Task instructions: Read through the records below and copy each line that uses the word "this".

A run of records:

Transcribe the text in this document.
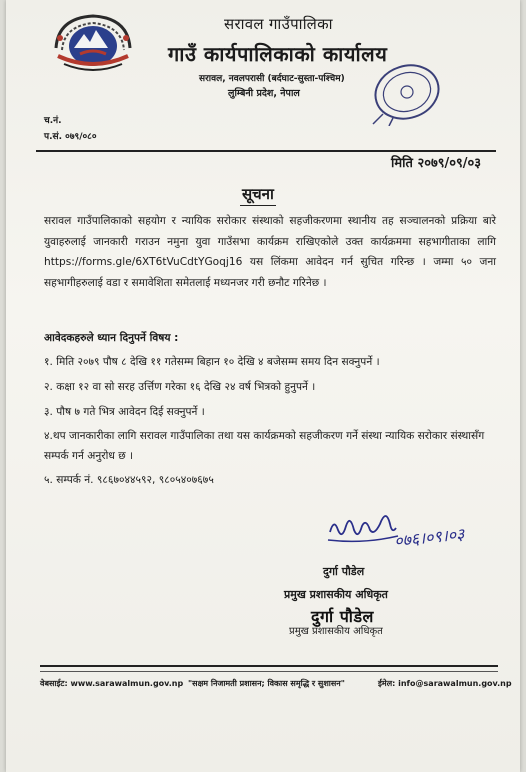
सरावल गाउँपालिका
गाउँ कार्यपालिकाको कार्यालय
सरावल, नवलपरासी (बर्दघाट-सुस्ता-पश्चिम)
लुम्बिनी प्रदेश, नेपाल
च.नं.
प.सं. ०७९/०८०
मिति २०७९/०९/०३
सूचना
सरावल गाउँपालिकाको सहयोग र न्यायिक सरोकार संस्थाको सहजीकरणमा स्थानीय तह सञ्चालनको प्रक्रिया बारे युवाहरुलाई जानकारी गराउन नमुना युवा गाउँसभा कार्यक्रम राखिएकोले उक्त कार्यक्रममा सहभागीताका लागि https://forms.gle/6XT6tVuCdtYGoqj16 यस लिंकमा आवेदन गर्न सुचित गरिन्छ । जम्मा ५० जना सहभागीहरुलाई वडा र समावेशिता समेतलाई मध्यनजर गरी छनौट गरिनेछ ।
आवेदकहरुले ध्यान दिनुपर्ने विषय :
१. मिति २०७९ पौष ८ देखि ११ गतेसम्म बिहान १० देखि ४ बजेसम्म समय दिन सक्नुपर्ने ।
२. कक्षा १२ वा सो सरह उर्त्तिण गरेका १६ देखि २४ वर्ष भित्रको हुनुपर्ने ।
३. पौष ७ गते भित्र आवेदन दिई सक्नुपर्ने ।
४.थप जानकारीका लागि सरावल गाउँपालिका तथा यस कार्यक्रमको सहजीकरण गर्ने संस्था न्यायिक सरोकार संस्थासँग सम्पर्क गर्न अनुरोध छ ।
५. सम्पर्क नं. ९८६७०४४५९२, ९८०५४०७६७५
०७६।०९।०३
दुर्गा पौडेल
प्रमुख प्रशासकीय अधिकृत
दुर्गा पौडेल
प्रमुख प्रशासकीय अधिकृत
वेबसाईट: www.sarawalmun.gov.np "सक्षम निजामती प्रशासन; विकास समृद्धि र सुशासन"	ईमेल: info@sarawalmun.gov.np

* * *

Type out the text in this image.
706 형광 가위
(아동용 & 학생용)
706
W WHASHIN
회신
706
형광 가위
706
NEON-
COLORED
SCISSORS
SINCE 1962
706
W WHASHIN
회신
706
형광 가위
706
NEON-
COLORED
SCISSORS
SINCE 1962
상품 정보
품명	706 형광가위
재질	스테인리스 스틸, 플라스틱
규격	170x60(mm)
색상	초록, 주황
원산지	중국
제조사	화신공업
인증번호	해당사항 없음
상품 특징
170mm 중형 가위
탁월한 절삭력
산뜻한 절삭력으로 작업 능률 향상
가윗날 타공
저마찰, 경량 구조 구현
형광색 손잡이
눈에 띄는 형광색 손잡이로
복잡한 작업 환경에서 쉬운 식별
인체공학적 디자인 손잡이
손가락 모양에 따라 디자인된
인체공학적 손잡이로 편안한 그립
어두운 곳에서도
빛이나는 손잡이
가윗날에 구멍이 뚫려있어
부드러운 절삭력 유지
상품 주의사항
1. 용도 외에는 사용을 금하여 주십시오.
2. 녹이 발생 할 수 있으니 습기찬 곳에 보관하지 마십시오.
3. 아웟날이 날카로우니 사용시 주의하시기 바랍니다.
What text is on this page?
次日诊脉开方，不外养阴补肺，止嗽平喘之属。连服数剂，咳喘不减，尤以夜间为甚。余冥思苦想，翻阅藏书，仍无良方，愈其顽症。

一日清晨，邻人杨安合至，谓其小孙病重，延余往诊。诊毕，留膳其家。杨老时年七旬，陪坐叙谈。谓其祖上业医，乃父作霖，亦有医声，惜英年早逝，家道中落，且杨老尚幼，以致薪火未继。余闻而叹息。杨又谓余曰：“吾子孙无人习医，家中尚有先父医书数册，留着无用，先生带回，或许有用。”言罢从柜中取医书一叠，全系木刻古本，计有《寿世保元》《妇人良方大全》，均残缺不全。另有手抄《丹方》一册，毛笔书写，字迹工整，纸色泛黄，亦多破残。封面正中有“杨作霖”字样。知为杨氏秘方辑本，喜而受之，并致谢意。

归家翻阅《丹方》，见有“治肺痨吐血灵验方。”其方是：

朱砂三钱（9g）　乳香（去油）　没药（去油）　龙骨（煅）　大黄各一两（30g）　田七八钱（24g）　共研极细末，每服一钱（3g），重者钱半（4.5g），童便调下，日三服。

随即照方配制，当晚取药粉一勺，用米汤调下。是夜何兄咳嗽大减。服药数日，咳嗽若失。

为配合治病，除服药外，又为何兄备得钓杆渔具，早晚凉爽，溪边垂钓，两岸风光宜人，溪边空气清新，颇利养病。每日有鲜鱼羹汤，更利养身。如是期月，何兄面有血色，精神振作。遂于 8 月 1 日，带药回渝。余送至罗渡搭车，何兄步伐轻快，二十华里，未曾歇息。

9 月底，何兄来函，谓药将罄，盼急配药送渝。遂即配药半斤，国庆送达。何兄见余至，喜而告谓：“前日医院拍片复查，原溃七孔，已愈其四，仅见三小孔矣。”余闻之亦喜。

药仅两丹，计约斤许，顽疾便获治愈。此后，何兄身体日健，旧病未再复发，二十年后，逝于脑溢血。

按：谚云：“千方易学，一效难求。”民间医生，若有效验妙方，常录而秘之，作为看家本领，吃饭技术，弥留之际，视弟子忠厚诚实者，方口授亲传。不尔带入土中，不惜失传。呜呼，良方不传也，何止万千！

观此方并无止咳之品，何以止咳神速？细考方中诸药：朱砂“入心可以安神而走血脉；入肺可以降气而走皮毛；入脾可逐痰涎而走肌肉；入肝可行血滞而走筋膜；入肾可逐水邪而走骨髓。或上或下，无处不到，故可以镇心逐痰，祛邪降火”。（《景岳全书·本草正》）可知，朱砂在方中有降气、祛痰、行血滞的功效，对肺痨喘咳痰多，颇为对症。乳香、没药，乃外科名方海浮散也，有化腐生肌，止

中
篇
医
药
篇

The completed task:
Transcribe the text in this document.
Type out the text in this image.
What text is on this page?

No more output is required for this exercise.